### TO DO
Reproduce every line in the listing that contains the word "content".

### DATA IN THIS EXERCISE
----
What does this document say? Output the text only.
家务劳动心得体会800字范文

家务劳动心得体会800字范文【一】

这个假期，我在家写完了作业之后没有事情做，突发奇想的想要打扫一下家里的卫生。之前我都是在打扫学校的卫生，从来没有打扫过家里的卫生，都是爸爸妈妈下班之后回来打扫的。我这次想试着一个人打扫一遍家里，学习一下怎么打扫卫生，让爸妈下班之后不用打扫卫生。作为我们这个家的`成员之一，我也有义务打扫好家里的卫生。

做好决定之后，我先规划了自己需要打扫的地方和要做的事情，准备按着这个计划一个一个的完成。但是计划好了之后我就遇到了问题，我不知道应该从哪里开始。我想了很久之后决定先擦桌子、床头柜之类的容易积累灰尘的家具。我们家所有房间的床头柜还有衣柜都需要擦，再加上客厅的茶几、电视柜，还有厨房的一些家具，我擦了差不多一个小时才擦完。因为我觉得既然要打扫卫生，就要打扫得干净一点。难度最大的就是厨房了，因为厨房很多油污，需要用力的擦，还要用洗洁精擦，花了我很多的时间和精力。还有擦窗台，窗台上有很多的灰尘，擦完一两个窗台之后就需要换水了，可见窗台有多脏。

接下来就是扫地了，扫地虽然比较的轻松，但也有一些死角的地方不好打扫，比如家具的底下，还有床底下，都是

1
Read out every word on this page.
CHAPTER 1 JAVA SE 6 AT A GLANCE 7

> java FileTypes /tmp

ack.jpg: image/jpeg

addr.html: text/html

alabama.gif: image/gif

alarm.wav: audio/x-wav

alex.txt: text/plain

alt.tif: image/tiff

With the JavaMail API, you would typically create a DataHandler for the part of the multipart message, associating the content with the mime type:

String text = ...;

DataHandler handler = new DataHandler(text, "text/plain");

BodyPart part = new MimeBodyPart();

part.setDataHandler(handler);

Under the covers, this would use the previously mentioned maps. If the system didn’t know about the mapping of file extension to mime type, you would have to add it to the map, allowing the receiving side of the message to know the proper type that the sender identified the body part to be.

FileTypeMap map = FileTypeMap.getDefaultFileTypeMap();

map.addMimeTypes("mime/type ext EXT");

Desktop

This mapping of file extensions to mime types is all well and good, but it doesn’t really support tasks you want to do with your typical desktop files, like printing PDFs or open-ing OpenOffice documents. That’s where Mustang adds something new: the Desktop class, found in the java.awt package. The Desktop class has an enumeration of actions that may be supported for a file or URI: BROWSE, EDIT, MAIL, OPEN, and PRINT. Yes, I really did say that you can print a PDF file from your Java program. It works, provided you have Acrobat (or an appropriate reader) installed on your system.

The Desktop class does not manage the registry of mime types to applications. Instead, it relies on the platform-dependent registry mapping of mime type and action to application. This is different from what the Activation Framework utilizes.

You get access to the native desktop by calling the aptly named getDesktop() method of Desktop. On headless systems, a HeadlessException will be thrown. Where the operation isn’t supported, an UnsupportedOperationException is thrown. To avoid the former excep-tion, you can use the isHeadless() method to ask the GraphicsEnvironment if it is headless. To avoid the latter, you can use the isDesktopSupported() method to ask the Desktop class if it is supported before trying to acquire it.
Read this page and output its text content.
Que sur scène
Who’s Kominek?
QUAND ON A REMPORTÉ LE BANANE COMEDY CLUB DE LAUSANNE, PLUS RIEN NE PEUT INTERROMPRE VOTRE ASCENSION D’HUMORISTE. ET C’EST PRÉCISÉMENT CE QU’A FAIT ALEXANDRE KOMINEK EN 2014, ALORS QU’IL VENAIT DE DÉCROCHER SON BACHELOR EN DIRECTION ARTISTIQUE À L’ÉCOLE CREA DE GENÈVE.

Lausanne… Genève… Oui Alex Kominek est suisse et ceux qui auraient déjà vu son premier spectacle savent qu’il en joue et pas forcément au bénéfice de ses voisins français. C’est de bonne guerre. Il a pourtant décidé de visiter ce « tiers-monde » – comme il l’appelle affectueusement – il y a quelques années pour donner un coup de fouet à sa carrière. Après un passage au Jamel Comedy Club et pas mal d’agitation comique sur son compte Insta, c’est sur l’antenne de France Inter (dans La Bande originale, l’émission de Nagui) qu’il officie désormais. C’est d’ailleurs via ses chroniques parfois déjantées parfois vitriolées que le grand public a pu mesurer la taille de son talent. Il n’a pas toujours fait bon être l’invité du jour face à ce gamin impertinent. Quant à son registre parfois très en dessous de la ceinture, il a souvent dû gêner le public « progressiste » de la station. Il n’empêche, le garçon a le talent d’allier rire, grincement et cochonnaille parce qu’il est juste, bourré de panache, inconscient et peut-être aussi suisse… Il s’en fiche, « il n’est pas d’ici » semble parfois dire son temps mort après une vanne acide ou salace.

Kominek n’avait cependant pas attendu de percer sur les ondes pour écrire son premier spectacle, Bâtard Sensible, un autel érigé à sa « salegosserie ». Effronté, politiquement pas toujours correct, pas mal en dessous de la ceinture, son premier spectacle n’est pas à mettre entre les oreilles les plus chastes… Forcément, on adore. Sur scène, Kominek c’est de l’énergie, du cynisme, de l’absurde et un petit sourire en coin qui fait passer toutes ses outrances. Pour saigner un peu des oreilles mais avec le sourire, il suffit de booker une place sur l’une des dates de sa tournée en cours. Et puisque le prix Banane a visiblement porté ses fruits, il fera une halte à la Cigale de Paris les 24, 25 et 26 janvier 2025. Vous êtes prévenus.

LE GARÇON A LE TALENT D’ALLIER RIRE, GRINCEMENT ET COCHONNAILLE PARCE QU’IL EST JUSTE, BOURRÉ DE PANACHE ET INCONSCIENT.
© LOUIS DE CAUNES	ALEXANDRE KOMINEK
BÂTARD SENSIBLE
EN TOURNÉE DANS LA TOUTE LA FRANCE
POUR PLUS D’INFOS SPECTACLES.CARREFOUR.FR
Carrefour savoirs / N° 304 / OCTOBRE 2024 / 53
----
### RESPONSE TO THIS EXERCISE
With the JavaMail API, you would typically create a DataHandler for the part of the multipart message, associating the content with the mime type:
Read this page and output its text content.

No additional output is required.